▶ GOAL OF THE EXERCISE: I need the entries printed again word for word, without the images.

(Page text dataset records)
+ + + +

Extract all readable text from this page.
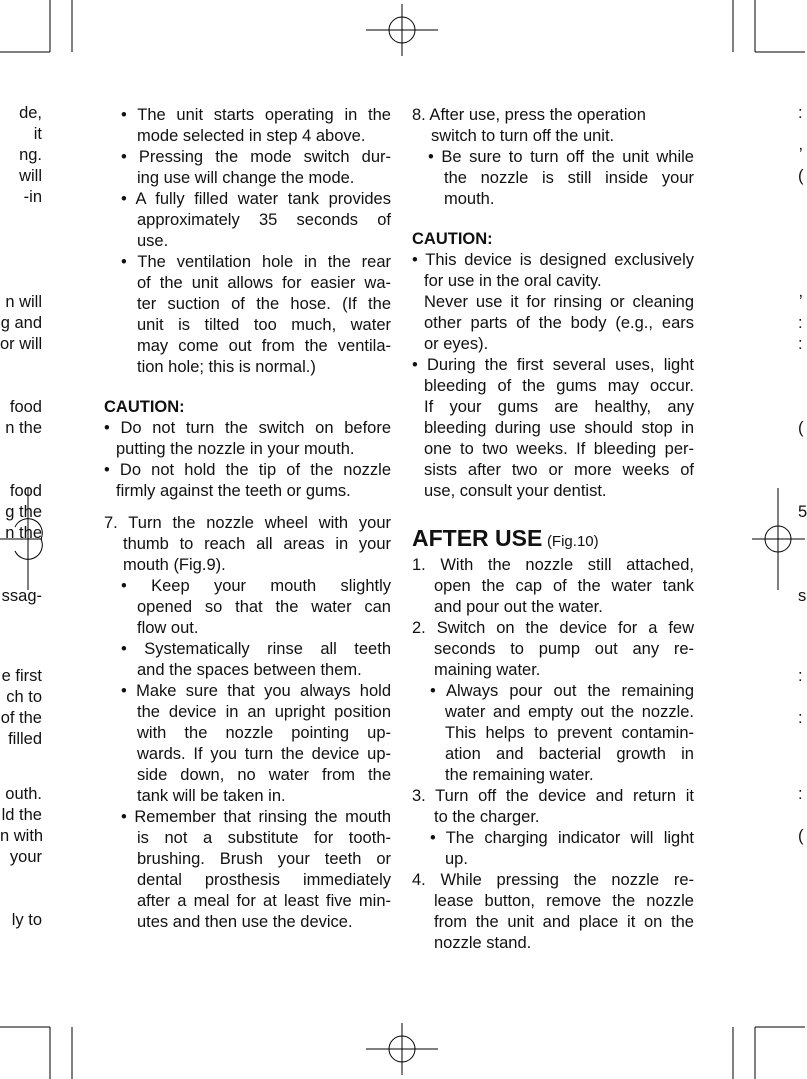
de,
it
ng.
will
-in
n will
g and
or will
food
n the
food
g the
n the
ssag-
e first
ch to
of the
filled
outh.
ld the
n with
your
ly to
:
ʼ
(
ʼ
:
:
(
5
s
:
:
:
(
• The unit starts operating in the
mode selected in step 4 above.
• Pressing the mode switch dur-
ing use will change the mode.
• A fully filled water tank provides
approximately 35 seconds of
use.
• The ventilation hole in the rear
of the unit allows for easier wa-
ter suction of the hose. (If the
unit is tilted too much, water
may come out from the ventila-
tion hole; this is normal.)
CAUTION:
• Do not turn the switch on before
putting the nozzle in your mouth.
• Do not hold the tip of the nozzle
firmly against the teeth or gums.
7. Turn the nozzle wheel with your
thumb to reach all areas in your
mouth (Fig.9).
• Keep your mouth slightly
opened so that the water can
flow out.
• Systematically rinse all teeth
and the spaces between them.
• Make sure that you always hold
the device in an upright position
with the nozzle pointing up-
wards. If you turn the device up-
side down, no water from the
tank will be taken in.
• Remember that rinsing the mouth
is not a substitute for tooth-
brushing. Brush your teeth or
dental prosthesis immediately
after a meal for at least five min-
utes and then use the device.
8. After use, press the operation
switch to turn off the unit.
• Be sure to turn off the unit while
the nozzle is still inside your
mouth.
CAUTION:
• This device is designed exclusively
for use in the oral cavity.
Never use it for rinsing or cleaning
other parts of the body (e.g., ears
or eyes).
• During the first several uses, light
bleeding of the gums may occur.
If your gums are healthy, any
bleeding during use should stop in
one to two weeks. If bleeding per-
sists after two or more weeks of
use, consult your dentist.
AFTER USE (Fig.10)
1. With the nozzle still attached,
open the cap of the water tank
and pour out the water.
2. Switch on the device for a few
seconds to pump out any re-
maining water.
• Always pour out the remaining
water and empty out the nozzle.
This helps to prevent contamin-
ation and bacterial growth in
the remaining water.
3. Turn off the device and return it
to the charger.
• The charging indicator will light
up.
4. While pressing the nozzle re-
lease button, remove the nozzle
from the unit and place it on the
nozzle stand.
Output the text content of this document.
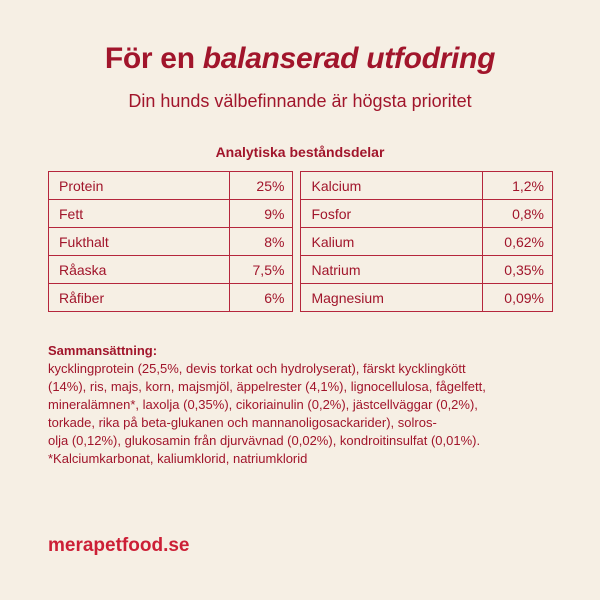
För en balanserad utfodring
Din hunds välbefinnande är högsta prioritet
Analytiska beståndsdelar
Protein	25%		Kalcium	1,2%
Fett	9%		Fosfor	0,8%
Fukthalt	8%		Kalium	0,62%
Råaska	7,5%		Natrium	0,35%
Råfiber	6%		Magnesium	0,09%
Sammansättning:
kycklingprotein (25,5%, devis torkat och hydrolyserat), färskt kycklingkött
(14%), ris, majs, korn, majsmjöl, äppelrester (4,1%), lignocellulosa, fågelfett,
mineralämnen*, laxolja (0,35%), cikoriainulin (0,2%), jästcellväggar (0,2%),
torkade, rika på beta-glukanen och mannanoligosackarider), solros-
olja (0,12%), glukosamin från djurvävnad (0,02%), kondroitinsulfat (0,01%).
*Kalciumkarbonat, kaliumklorid, natriumklorid
merapetfood.se
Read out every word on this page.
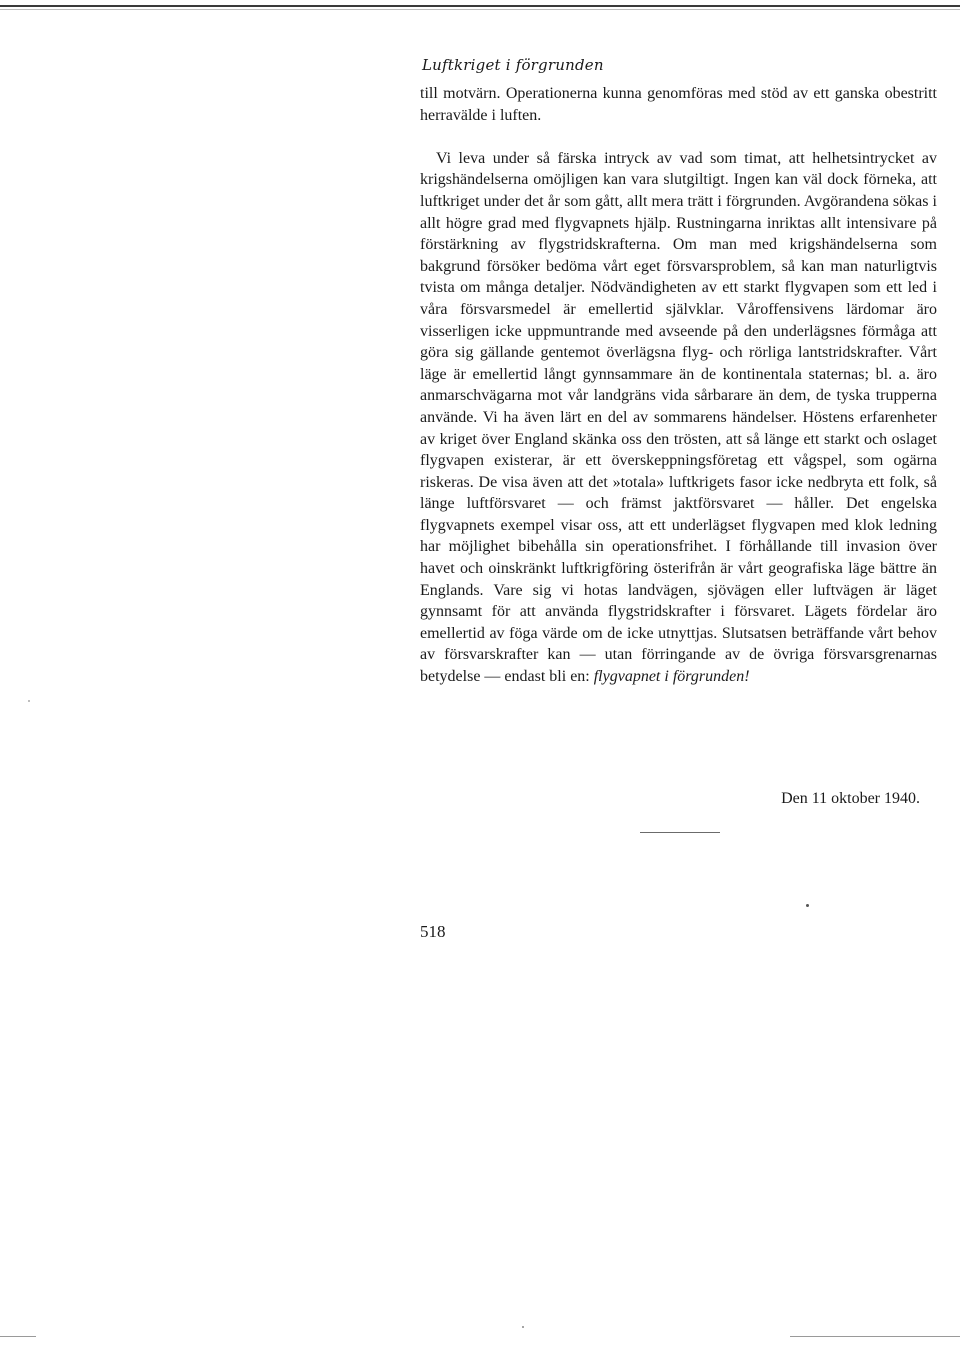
Luftkriget i förgrunden

till motvärn. Operationerna kunna genomföras med stöd av ett ganska obestritt herravälde i luften.

Vi leva under så färska intryck av vad som timat, att helhetsintrycket av krigshändelserna omöjligen kan vara slutgiltigt. Ingen kan väl dock förneka, att luftkriget under det år som gått, allt mera trätt i förgrunden. Avgörandena sökas i allt högre grad med flygvapnets hjälp. Rustningarna inriktas allt intensivare på förstärkning av flygstridskrafterna. Om man med krigshändelserna som bakgrund försöker bedöma vårt eget försvarsproblem, så kan man naturligtvis tvista om många detaljer. Nödvändigheten av ett starkt flygvapen som ett led i våra försvarsmedel är emellertid självklar. Våroffensivens lärdomar äro visserligen icke uppmuntrande med avseende på den underlägsnes förmåga att göra sig gällande gentemot överlägsna flyg- och rörliga lantstridskrafter. Vårt läge är emellertid långt gynnsammare än de kontinentala staternas; bl. a. äro anmarschvägarna mot vår landgräns vida sårbarare än dem, de tyska trupperna använde. Vi ha även lärt en del av sommarens händelser. Höstens erfarenheter av kriget över England skänka oss den trösten, att så länge ett starkt och oslaget flygvapen existerar, är ett överskeppningsföretag ett vågspel, som ogärna riskeras. De visa även att det »totala» luftkrigets fasor icke nedbryta ett folk, så länge luftförsvaret — och främst jaktförsvaret — håller. Det engelska flygvapnets exempel visar oss, att ett underlägset flygvapen med klok ledning har möjlighet bibehålla sin operationsfrihet. I förhållande till invasion över havet och oinskränkt luftkrigföring österifrån är vårt geografiska läge bättre än Englands. Vare sig vi hotas landvägen, sjövägen eller luftvägen är läget gynnsamt för att använda flygstridskrafter i försvaret. Lägets fördelar äro emellertid av föga värde om de icke utnyttjas. Slutsatsen beträffande vårt behov av försvarskrafter kan — utan förringande av de övriga försvarsgrenarnas betydelse — endast bli en: flygvapnet i förgrunden!

Den 11 oktober 1940.
518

+ + + +

▶ WRITTEN REPLY:
Extract all readable text from this page.
de,
it
ng.
will
-in
n will
g and
or will
food
n the
food
g the
n the
ssag-
e first
ch to
of the
filled
outh.
ld the
n with
your
ly to
:
ʼ
(
ʼ
:
:
(
5
s
:
:
:
(
• The unit starts operating in the
mode selected in step 4 above.
• Pressing the mode switch dur-
ing use will change the mode.
• A fully filled water tank provides
approximately 35 seconds of
use.
• The ventilation hole in the rear
of the unit allows for easier wa-
ter suction of the hose. (If the
unit is tilted too much, water
may come out from the ventila-
tion hole; this is normal.)
CAUTION:
• Do not turn the switch on before
putting the nozzle in your mouth.
• Do not hold the tip of the nozzle
firmly against the teeth or gums.
7. Turn the nozzle wheel with your
thumb to reach all areas in your
mouth (Fig.9).
• Keep your mouth slightly
opened so that the water can
flow out.
• Systematically rinse all teeth
and the spaces between them.
• Make sure that you always hold
the device in an upright position
with the nozzle pointing up-
wards. If you turn the device up-
side down, no water from the
tank will be taken in.
• Remember that rinsing the mouth
is not a substitute for tooth-
brushing. Brush your teeth or
dental prosthesis immediately
after a meal for at least five min-
utes and then use the device.
8. After use, press the operation
switch to turn off the unit.
• Be sure to turn off the unit while
the nozzle is still inside your
mouth.
CAUTION:
• This device is designed exclusively
for use in the oral cavity.
Never use it for rinsing or cleaning
other parts of the body (e.g., ears
or eyes).
• During the first several uses, light
bleeding of the gums may occur.
If your gums are healthy, any
bleeding during use should stop in
one to two weeks. If bleeding per-
sists after two or more weeks of
use, consult your dentist.
AFTER USE (Fig.10)
1. With the nozzle still attached,
open the cap of the water tank
and pour out the water.
2. Switch on the device for a few
seconds to pump out any re-
maining water.
• Always pour out the remaining
water and empty out the nozzle.
This helps to prevent contamin-
ation and bacterial growth in
the remaining water.
3. Turn off the device and return it
to the charger.
• The charging indicator will light
up.
4. While pressing the nozzle re-
lease button, remove the nozzle
from the unit and place it on the
nozzle stand.
Output the text content of this document.
För en balanserad utfodring
Din hunds välbefinnande är högsta prioritet
Analytiska beståndsdelar
Protein	25%		Kalcium	1,2%
Fett	9%		Fosfor	0,8%
Fukthalt	8%		Kalium	0,62%
Råaska	7,5%		Natrium	0,35%
Råfiber	6%		Magnesium	0,09%
Sammansättning:
kycklingprotein (25,5%, devis torkat och hydrolyserat), färskt kycklingkött
(14%), ris, majs, korn, majsmjöl, äppelrester (4,1%), lignocellulosa, fågelfett,
mineralämnen*, laxolja (0,35%), cikoriainulin (0,2%), jästcellväggar (0,2%),
torkade, rika på beta-glukanen och mannanoligosackarider), solros-
olja (0,12%), glukosamin från djurvävnad (0,02%), kondroitinsulfat (0,01%).
*Kalciumkarbonat, kaliumklorid, natriumklorid
merapetfood.se
Read out every word on this page.
Luftkriget i förgrunden

till motvärn. Operationerna kunna genomföras med stöd av ett ganska obestritt herravälde i luften.

Vi leva under så färska intryck av vad som timat, att helhetsintrycket av krigshändelserna omöjligen kan vara slutgiltigt. Ingen kan väl dock förneka, att luftkriget under det år som gått, allt mera trätt i förgrunden. Avgörandena sökas i allt högre grad med flygvapnets hjälp. Rustningarna inriktas allt intensivare på förstärkning av flygstridskrafterna. Om man med krigshändelserna som bakgrund försöker bedöma vårt eget försvarsproblem, så kan man naturligtvis tvista om många detaljer. Nödvändigheten av ett starkt flygvapen som ett led i våra försvarsmedel är emellertid självklar. Våroffensivens lärdomar äro visserligen icke uppmuntrande med avseende på den underlägsnes förmåga att göra sig gällande gentemot överlägsna flyg- och rörliga lantstridskrafter. Vårt läge är emellertid långt gynnsammare än de kontinentala staternas; bl. a. äro anmarschvägarna mot vår landgräns vida sårbarare än dem, de tyska trupperna använde. Vi ha även lärt en del av sommarens händelser. Höstens erfarenheter av kriget över England skänka oss den trösten, att så länge ett starkt och oslaget flygvapen existerar, är ett överskeppningsföretag ett vågspel, som ogärna riskeras. De visa även att det »totala» luftkrigets fasor icke nedbryta ett folk, så länge luftförsvaret — och främst jaktförsvaret — håller. Det engelska flygvapnets exempel visar oss, att ett underlägset flygvapen med klok ledning har möjlighet bibehålla sin operationsfrihet. I förhållande till invasion över havet och oinskränkt luftkrigföring österifrån är vårt geografiska läge bättre än Englands. Vare sig vi hotas landvägen, sjövägen eller luftvägen är läget gynnsamt för att använda flygstridskrafter i försvaret. Lägets fördelar äro emellertid av föga värde om de icke utnyttjas. Slutsatsen beträffande vårt behov av försvarskrafter kan — utan förringande av de övriga försvarsgrenarnas betydelse — endast bli en: flygvapnet i förgrunden!

Den 11 oktober 1940.
518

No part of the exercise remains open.